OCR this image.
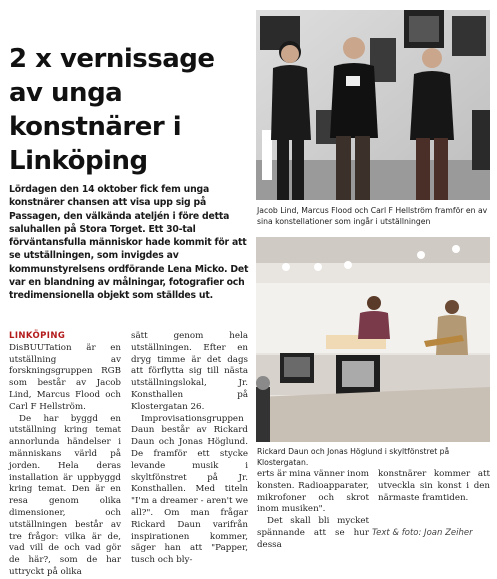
2 x vernissage av unga konstnärer i Linköping

Lördagen den 14 oktober fick fem unga konstnärer chansen att visa upp sig på Passagen, den välkända ateljén i före detta saluhallen på Stora Torget. Ett 30-tal förväntansfulla människor hade kommit för att se utställningen, som invigdes av kommunstyrelsens ordförande Lena Micko. Det var en blandning av målningar, fotografier och tredimensionella objekt som ställdes ut.

Jacob Lind, Marcus Flood och Carl F Hellström framför en av sina konstellationer som ingår i utställningen

Rickard Daun och Jonas Höglund i skyltfönstret på Klostergatan.

LINKÖPING DisBUUTation är en utställning av forskningsgruppen RGB som består av Jacob Lind, Marcus Flood och Carl F Hellström.

De har byggd en utställning kring temat annorlunda händelser i människans värld på jorden. Hela deras installation är uppbyggd kring temat. Den är en resa genom olika dimensioner, och utställningen består av tre frågor: vilka är de, vad vill de och vad gör de här?, som de har uttryckt på olika

sätt genom hela utställningen. Efter en dryg timme är det dags att förflytta sig till nästa utställningslokal, Jr. Konsthallen på Klostergatan 26.

Improvisationsgruppen Daun består av Rickard Daun och Jonas Höglund. De framför ett stycke levande musik i skyltfönstret på Jr. Konsthallen. Med titeln "I'm a dreamer - aren't we all?". Om man frågar Rickard Daun varifrån inspirationen kommer, säger han att "Papper, tusch och bly-

erts är mina vänner inom konsten. Radioapparater, mikrofoner och skrot inom musiken".

Det skall bli mycket spännande att se hur dessa

konstnärer kommer att utveckla sin konst i den närmaste framtiden.

Text & foto: Joan Zeiher
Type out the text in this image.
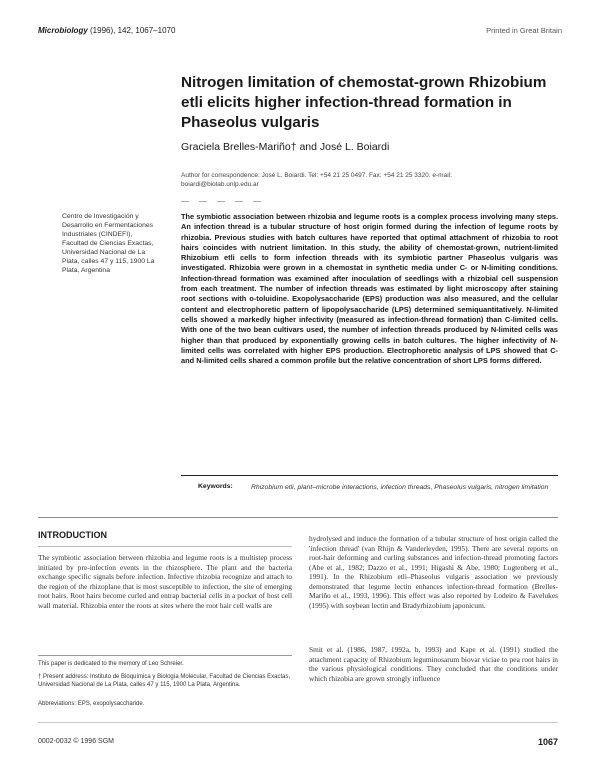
Microbiology (1996), 142, 1067–1070	Printed in Great Britain
Nitrogen limitation of chemostat-grown Rhizobium etli elicits higher infection-thread formation in Phaseolus vulgaris
Graciela Brelles-Mariño† and José L. Boiardi
Author for correspondence: José L. Boiardi. Tel: +54 21 25 0497. Fax: +54 21 25 3320. e-mail: boiardi@biolab.unlp.edu.ar
— — — — —
Centro de Investigación y Desarrollo en Fermentaciones Industriales (CINDEFI), Facultad de Ciencias Exactas, Universidad Nacional de La Plata, calles 47 y 115, 1900 La Plata, Argentina
The symbiotic association between rhizobia and legume roots is a complex process involving many steps. An infection thread is a tubular structure of host origin formed during the infection of legume roots by rhizobia. Previous studies with batch cultures have reported that optimal attachment of rhizobia to root hairs coincides with nutrient limitation. In this study, the ability of chemostat-grown, nutrient-limited Rhizobium etli cells to form infection threads with its symbiotic partner Phaseolus vulgaris was investigated. Rhizobia were grown in a chemostat in synthetic media under C- or N-limiting conditions. Infection-thread formation was examined after inoculation of seedlings with a rhizobial cell suspension from each treatment. The number of infection threads was estimated by light microscopy after staining root sections with o-toluidine. Exopolysaccharide (EPS) production was also measured, and the cellular content and electrophoretic pattern of lipopolysaccharide (LPS) determined semiquantitatively. N-limited cells showed a markedly higher infectivity (measured as infection-thread formation) than C-limited cells. With one of the two bean cultivars used, the number of infection threads produced by N-limited cells was higher than that produced by exponentially growing cells in batch cultures. The higher infectivity of N-limited cells was correlated with higher EPS production. Electrophoretic analysis of LPS showed that C- and N-limited cells shared a common profile but the relative concentration of short LPS forms differed.
Keywords:	Rhizobium etli, plant–microbe interactions, infection threads, Phaseolus vulgaris, nitrogen limitation
INTRODUCTION
The symbiotic association between rhizobia and legume roots is a multistep process initiated by pre-infection events in the rhizosphere. The plant and the bacteria exchange specific signals before infection. Infective rhizobia recognize and attach to the region of the rhizoplane that is most susceptible to infection, the site of emerging root hairs. Root hairs become curled and entrap bacterial cells in a pocket of host cell wall material. Rhizobia enter the roots at sites where the root hair cell walls are
hydrolysed and induce the formation of a tubular structure of host origin called the 'infection thread' (van Rhijn & Vanderleyden, 1995). There are several reports on root-hair deforming and curling substances and infection-thread promoting factors (Abe et al., 1982; Dazzo et al., 1991; Higashi & Abe, 1980; Lugtenberg et al., 1991). In the Rhizobium etli–Phaseolus vulgaris association we previously demonstrated that legume lectin enhances infection-thread formation (Brelles-Mariño et al., 1993, 1996). This effect was also reported by Lodeiro & Favelukes (1995) with soybean lectin and Bradyrhizobium japonicum.
Smit et al. (1986, 1987, 1992a, b, 1993) and Kape et al. (1991) studied the attachment capacity of Rhizobium leguminosarum biovar viciae to pea root hairs in the various physiological conditions. They concluded that the conditions under which rhizobia are grown strongly influence
This paper is dedicated to the memory of Leo Schreier.
† Present address: Instituto de Bioquímica y Biología Molecular, Facultad de Ciencias Exactas, Universidad Nacional de La Plata, calles 47 y 115, 1900 La Plata, Argentina.
Abbreviations: EPS, exopolysaccharide.
0002-0032 © 1996 SGM	1067
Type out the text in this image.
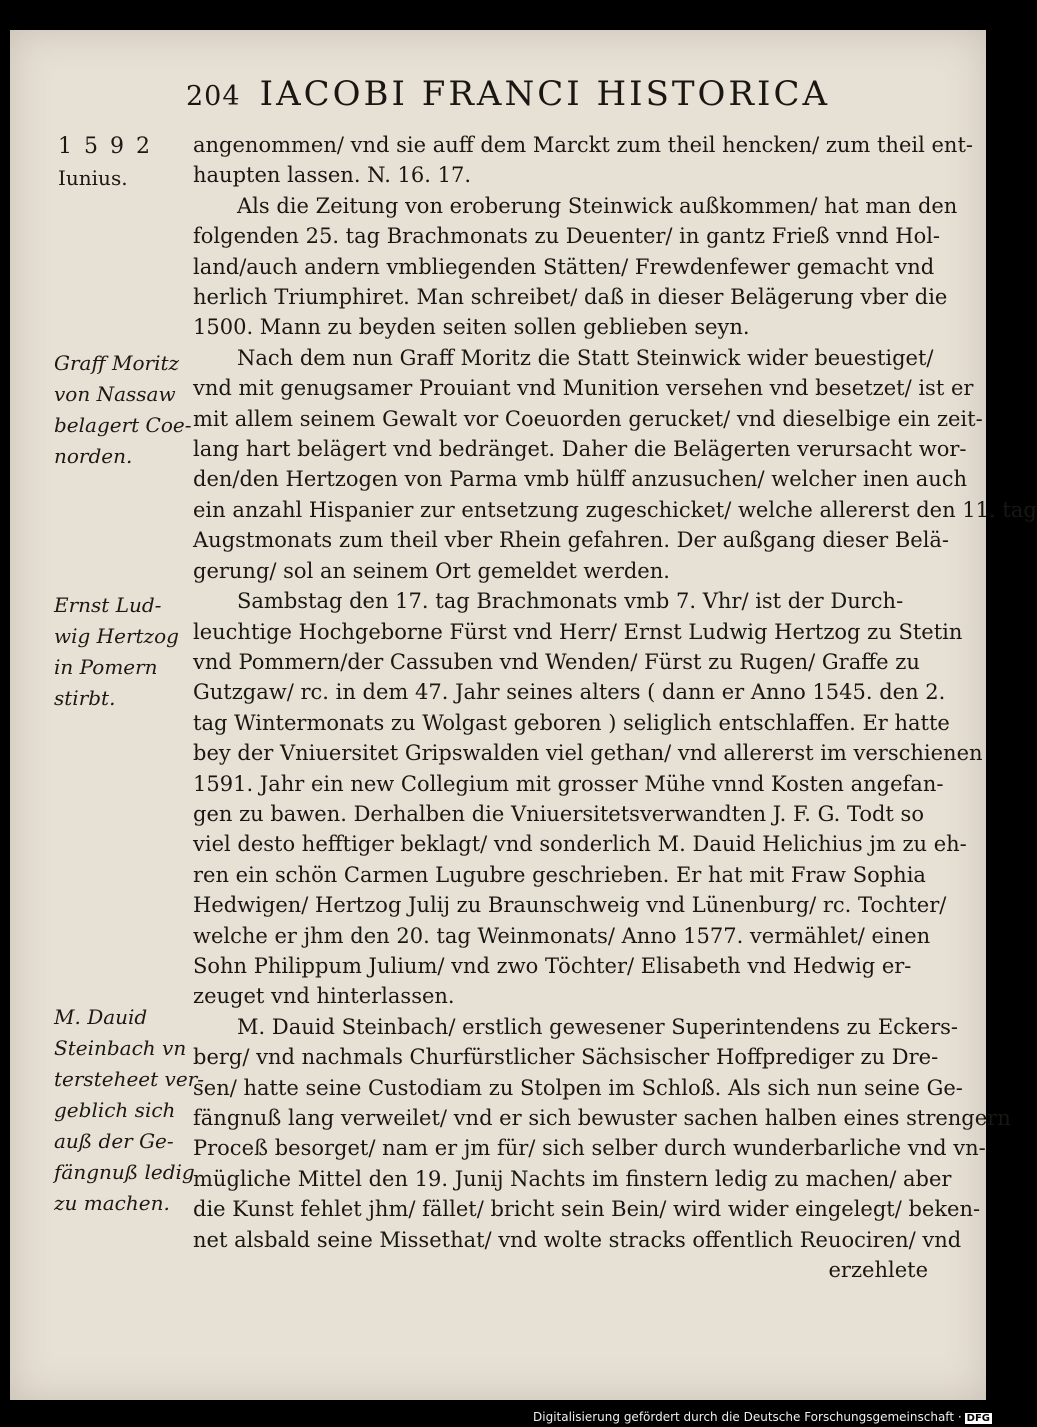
204 IACOBI FRANCI HISTORICA
1592
Iunius.
Graff Moritz
von Nassaw
belagert Coe-
norden.
Ernst Lud-
wig Hertzog
in Pomern
stirbt.
M. Dauid
Steinbach vn
tersteheet ver-
geblich sich
auß der Ge-
fängnuß ledig
zu machen.
angenommen/ vnd sie auff dem Marckt zum theil hencken/ zum theil ent-
haupten lassen. N. 16. 17.
Als die Zeitung von eroberung Steinwick außkommen/ hat man den
folgenden 25. tag Brachmonats zu Deuenter/ in gantz Frieß vnnd Hol-
land/auch andern vmbliegenden Stätten/ Frewdenfewer gemacht vnd
herlich Triumphiret. Man schreibet/ daß in dieser Belägerung vber die
1500. Mann zu beyden seiten sollen geblieben seyn.
Nach dem nun Graff Moritz die Statt Steinwick wider beuestiget/
vnd mit genugsamer Prouiant vnd Munition versehen vnd besetzet/ ist er
mit allem seinem Gewalt vor Coeuorden gerucket/ vnd dieselbige ein zeit-
lang hart belägert vnd bedränget. Daher die Belägerten verursacht wor-
den/den Hertzogen von Parma vmb hülff anzusuchen/ welcher inen auch
ein anzahl Hispanier zur entsetzung zugeschicket/ welche allererst den 11. tag
Augstmonats zum theil vber Rhein gefahren. Der außgang dieser Belä-
gerung/ sol an seinem Ort gemeldet werden.
Sambstag den 17. tag Brachmonats vmb 7. Vhr/ ist der Durch-
leuchtige Hochgeborne Fürst vnd Herr/ Ernst Ludwig Hertzog zu Stetin
vnd Pommern/der Cassuben vnd Wenden/ Fürst zu Rugen/ Graffe zu
Gutzgaw/ rc. in dem 47. Jahr seines alters ( dann er Anno 1545. den 2.
tag Wintermonats zu Wolgast geboren ) seliglich entschlaffen. Er hatte
bey der Vniuersitet Gripswalden viel gethan/ vnd allererst im verschienen
1591. Jahr ein new Collegium mit grosser Mühe vnnd Kosten angefan-
gen zu bawen. Derhalben die Vniuersitetsverwandten J. F. G. Todt so
viel desto hefftiger beklagt/ vnd sonderlich M. Dauid Helichius jm zu eh-
ren ein schön Carmen Lugubre geschrieben. Er hat mit Fraw Sophia
Hedwigen/ Hertzog Julij zu Braunschweig vnd Lünenburg/ rc. Tochter/
welche er jhm den 20. tag Weinmonats/ Anno 1577. vermählet/ einen
Sohn Philippum Julium/ vnd zwo Töchter/ Elisabeth vnd Hedwig er-
zeuget vnd hinterlassen.
M. Dauid Steinbach/ erstlich gewesener Superintendens zu Eckers-
berg/ vnd nachmals Churfürstlicher Sächsischer Hoffprediger zu Dre-
sen/ hatte seine Custodiam zu Stolpen im Schloß. Als sich nun seine Ge-
fängnuß lang verweilet/ vnd er sich bewuster sachen halben eines strengern
Proceß besorget/ nam er jm für/ sich selber durch wunderbarliche vnd vn-
mügliche Mittel den 19. Junij Nachts im finstern ledig zu machen/ aber
die Kunst fehlet jhm/ fället/ bricht sein Bein/ wird wider eingelegt/ beken-
net alsbald seine Missethat/ vnd wolte stracks offentlich Reuociren/ vnd
erzehlete
Digitalisierung gefördert durch die Deutsche Forschungsgemeinschaft · DFG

- - -

(Exercise prompt) Each line in the data that holds the string "theil" should be found and copied.

(Response box)
angenommen/ vnd sie auff dem Marckt zum theil hencken/ zum theil ent-
Augstmonats zum theil vber Rhein gefahren. Der außgang dieser Belä-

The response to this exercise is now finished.